■ **Input for this task**:
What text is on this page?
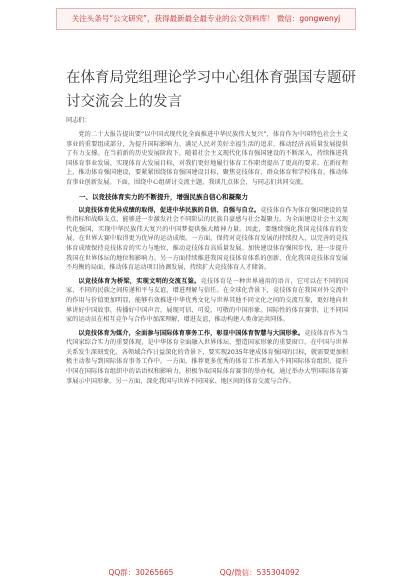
关注头条号“公文研究”，获得最新最全最专业的公文资料库！ 微信：gongwenyj
在体育局党组理论学习中心组体育强国专题研讨交流会上的发言
同志们：

党的二十大报告提出要“以中国式现代化全面推进中华民族伟大复兴”，体育作为中国特色社会主义事业的重要组成部分，为提升国际影响力、满足人民对美好幸福生活的追求、推动经济高质量发展提供了有力支撑。在当前新的历史发展阶段下，随着社会主义现代化体育强国建设的不断深入，持续推进我国体育事业发展，实现体育大发展目标，对我们更好地履行体育工作职责提出了更高的要求。在新征程上，推动体育强国建设，要紧紧围绕体育强国建设目标，聚焦竞技体育、群众体育和学校体育，推动体育事业创新发展。下面，围绕中心组研讨交流主题，我谈几点体会，与同志们共同交流。

一、以竞技体育实力的不断提升，增强民族自信心和凝聚力

以竞技体育优异成绩的取得，促进中华民族的自信、自强与自立。竞技体育作为体育强国建设的显性指标和战略支点，能够进一步激发社会不同阶层的民族自豪感与社会凝聚力。为全面建设社会主义现代化强国，实现中华民族伟大复兴的中国梦提供强大精神力量。因此，要继续强化我国竞技体育的发展，在世界大赛中取得更为优异的运动成绩。一方面，保持对竞技体育发展的持续投入，以完善的竞技体育成绩保持竞技体育的实力与地位，推动竞技体育高质量发展。加快建设体育强国步伐，进一步提升我国在世界体坛的地位和影响力。另一方面持续推进我国竞技体育体系的创新，优化我国竞技体育发展不均衡的局面，推动体育运动项目协调发展，持续扩大竞技体育人才储备。

以竞技体育为桥梁，实现文明的交流互鉴。竞技体育是一种世界通用的语言，它可以在不同的国家、不同的民族之间传递和平与友谊，增进理解与信任。在全球化背景下，竞技体育在我国对外交流中的作用与价值更加明显，能够有效推进中华优秀文化与世界其他不同文化之间的交流互鉴，更好地向世界讲好中国故事，传播好中国声音，展现可信、可爱、可敬的中国形象。国际性的体育赛事，让不同国家的运动员在相互竞争与合作中加深理解，增进友谊，推动构建人类命运共同体。

以竞技体育为媒介，全面参与国际体育事务工作，彰显中国体育智慧与大国形象。竞技体育作为当代国家综合实力的重要体现，是中华体育全面融入世界体坛、塑造国家形象的重要窗口。在中国与世界关系发生深刻变化、各领域合作日益深化的背景下，要实现2035年建成体育强国的目标，就需要更加积极主动参与到国际体育事务工作中。一方面，推荐更多优秀的体育工作者加入不同国际体育组织，提升中国在国际体育组织中的话语权和影响力，积极争取国际体育赛事的举办权，通过举办大型国际体育赛事展示中国形象。另一方面，深化我国与世界不同国家、地区间的体育交流与合作。

QQ群：30265665	QQ/微信：535304092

■ **What this task involves**:
Transcribe the material exactly, and leave out whatever pictures it holds.

■ **Response**:
What text is on this page?
关注头条号“公文研究”，获得最新最全最专业的公文资料库！ 微信：gongwenyj
在体育局党组理论学习中心组体育强国专题研讨交流会上的发言
同志们：

党的二十大报告提出要“以中国式现代化全面推进中华民族伟大复兴”，体育作为中国特色社会主义事业的重要组成部分，为提升国际影响力、满足人民对美好幸福生活的追求、推动经济高质量发展提供了有力支撑。在当前新的历史发展阶段下，随着社会主义现代化体育强国建设的不断深入，持续推进我国体育事业发展，实现体育大发展目标，对我们更好地履行体育工作职责提出了更高的要求。在新征程上，推动体育强国建设，要紧紧围绕体育强国建设目标，聚焦竞技体育、群众体育和学校体育，推动体育事业创新发展。下面，围绕中心组研讨交流主题，我谈几点体会，与同志们共同交流。

一、以竞技体育实力的不断提升，增强民族自信心和凝聚力

以竞技体育优异成绩的取得，促进中华民族的自信、自强与自立。竞技体育作为体育强国建设的显性指标和战略支点，能够进一步激发社会不同阶层的民族自豪感与社会凝聚力。为全面建设社会主义现代化强国，实现中华民族伟大复兴的中国梦提供强大精神力量。因此，要继续强化我国竞技体育的发展，在世界大赛中取得更为优异的运动成绩。一方面，保持对竞技体育发展的持续投入，以完善的竞技体育成绩保持竞技体育的实力与地位，推动竞技体育高质量发展。加快建设体育强国步伐，进一步提升我国在世界体坛的地位和影响力。另一方面持续推进我国竞技体育体系的创新，优化我国竞技体育发展不均衡的局面，推动体育运动项目协调发展，持续扩大竞技体育人才储备。

以竞技体育为桥梁，实现文明的交流互鉴。竞技体育是一种世界通用的语言，它可以在不同的国家、不同的民族之间传递和平与友谊，增进理解与信任。在全球化背景下，竞技体育在我国对外交流中的作用与价值更加明显，能够有效推进中华优秀文化与世界其他不同文化之间的交流互鉴，更好地向世界讲好中国故事，传播好中国声音，展现可信、可爱、可敬的中国形象。国际性的体育赛事，让不同国家的运动员在相互竞争与合作中加深理解，增进友谊，推动构建人类命运共同体。

以竞技体育为媒介，全面参与国际体育事务工作，彰显中国体育智慧与大国形象。竞技体育作为当代国家综合实力的重要体现，是中华体育全面融入世界体坛、塑造国家形象的重要窗口。在中国与世界关系发生深刻变化、各领域合作日益深化的背景下，要实现2035年建成体育强国的目标，就需要更加积极主动参与到国际体育事务工作中。一方面，推荐更多优秀的体育工作者加入不同国际体育组织，提升中国在国际体育组织中的话语权和影响力，积极争取国际体育赛事的举办权，通过举办大型国际体育赛事展示中国形象。另一方面，深化我国与世界不同国家、地区间的体育交流与合作。

QQ群：30265665	QQ/微信：535304092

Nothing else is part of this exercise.